The problem => Nothing but a number should be returned: the count of lines in the records that contain "inwoners".

Images of document pages with text =>

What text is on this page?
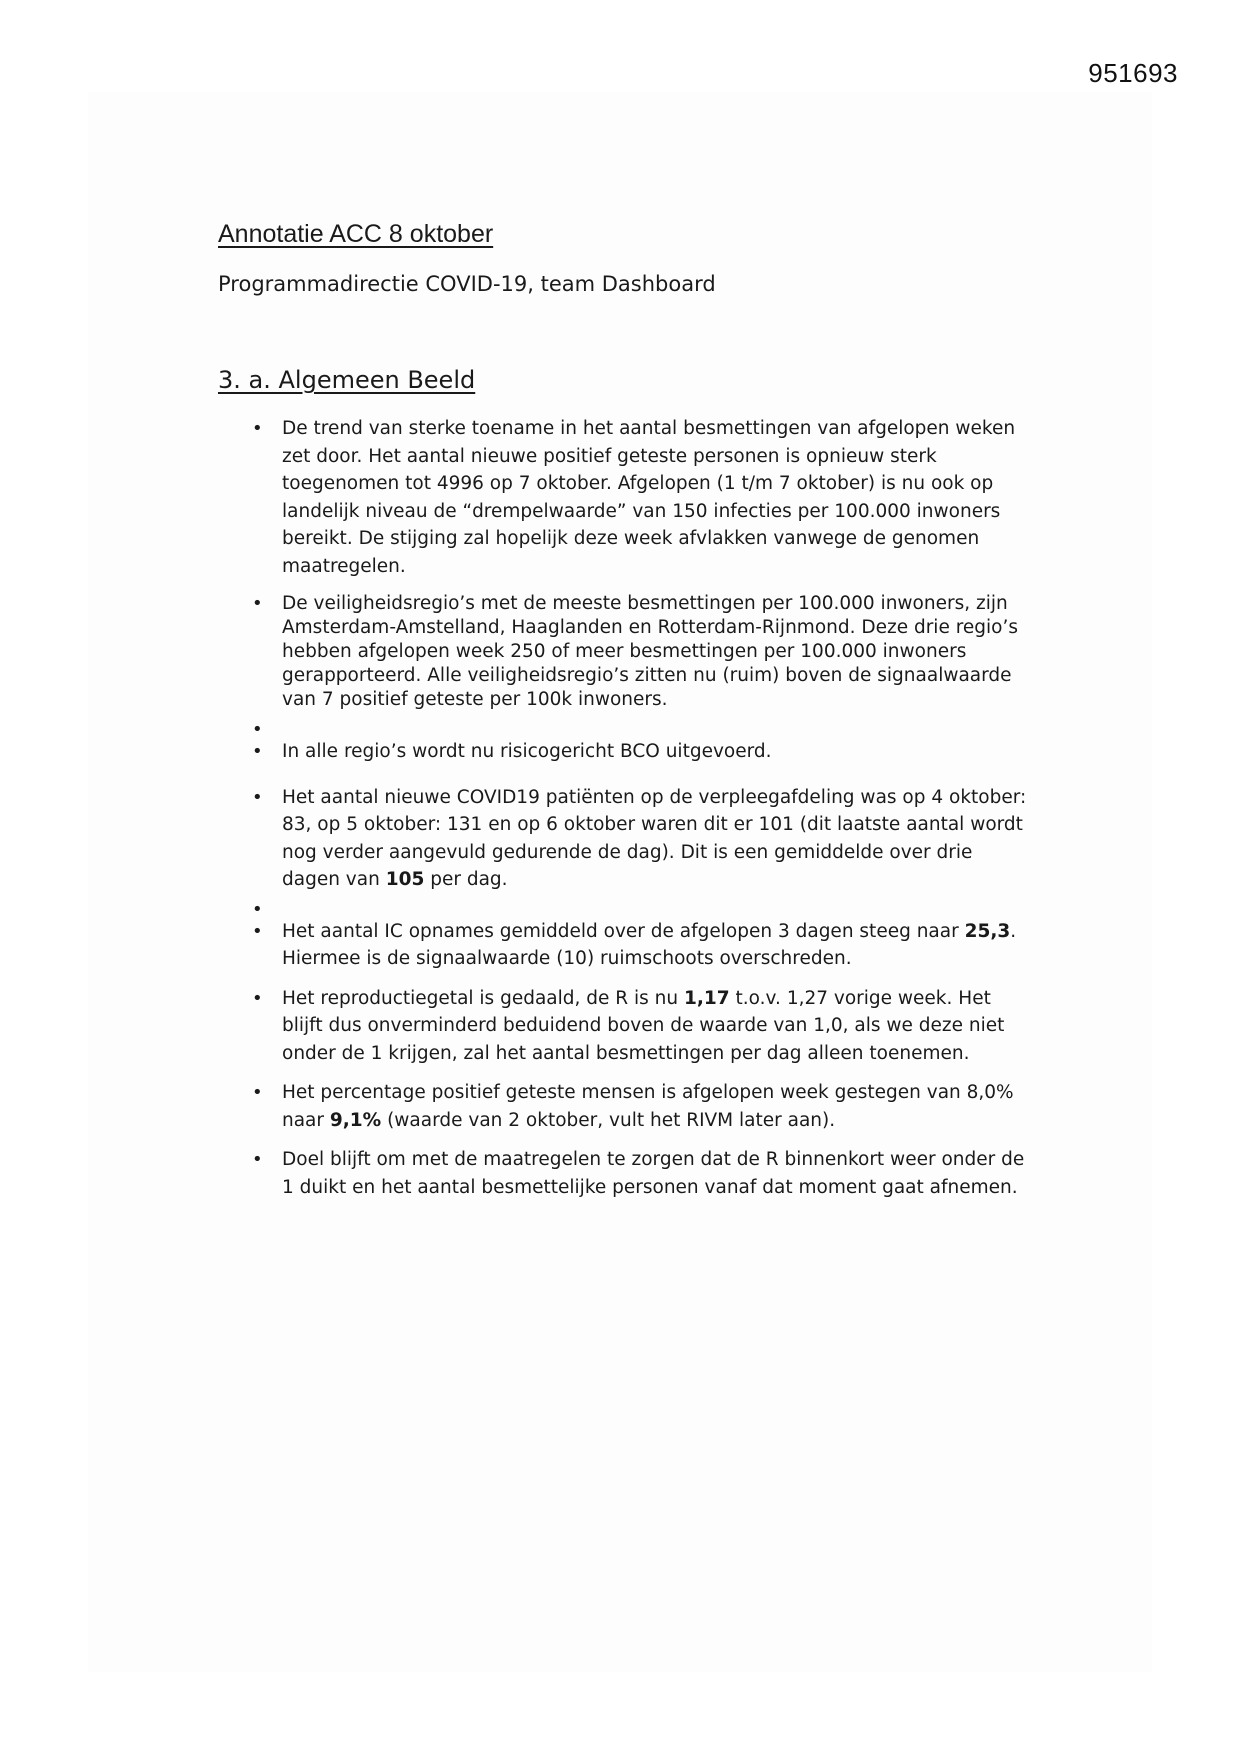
951693
Annotatie ACC 8 oktober
Programmadirectie COVID-19, team Dashboard
3. a. Algemeen Beeld
• De trend van sterke toename in het aantal besmettingen van afgelopen weken zet door. Het aantal nieuwe positief geteste personen is opnieuw sterk toegenomen tot 4996 op 7 oktober. Afgelopen (1 t/m 7 oktober) is nu ook op landelijk niveau de “drempelwaarde” van 150 infecties per 100.000 inwoners bereikt. De stijging zal hopelijk deze week afvlakken vanwege de genomen maatregelen.
• De veiligheidsregio’s met de meeste besmettingen per 100.000 inwoners, zijn Amsterdam-Amstelland, Haaglanden en Rotterdam-Rijnmond. Deze drie regio’s hebben afgelopen week 250 of meer besmettingen per 100.000 inwoners gerapporteerd. Alle veiligheidsregio’s zitten nu (ruim) boven de signaalwaarde van 7 positief geteste per 100k inwoners.
•
• In alle regio’s wordt nu risicogericht BCO uitgevoerd.
• Het aantal nieuwe COVID19 patiënten op de verpleegafdeling was op 4 oktober: 83, op 5 oktober: 131 en op 6 oktober waren dit er 101 (dit laatste aantal wordt nog verder aangevuld gedurende de dag). Dit is een gemiddelde over drie dagen van 105 per dag.
•
• Het aantal IC opnames gemiddeld over de afgelopen 3 dagen steeg naar 25,3. Hiermee is de signaalwaarde (10) ruimschoots overschreden.
• Het reproductiegetal is gedaald, de R is nu 1,17 t.o.v. 1,27 vorige week. Het blijft dus onverminderd beduidend boven de waarde van 1,0, als we deze niet onder de 1 krijgen, zal het aantal besmettingen per dag alleen toenemen.
• Het percentage positief geteste mensen is afgelopen week gestegen van 8,0% naar 9,1% (waarde van 2 oktober, vult het RIVM later aan).
• Doel blijft om met de maatregelen te zorgen dat de R binnenkort weer onder de 1 duikt en het aantal besmettelijke personen vanaf dat moment gaat afnemen.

The answer => 2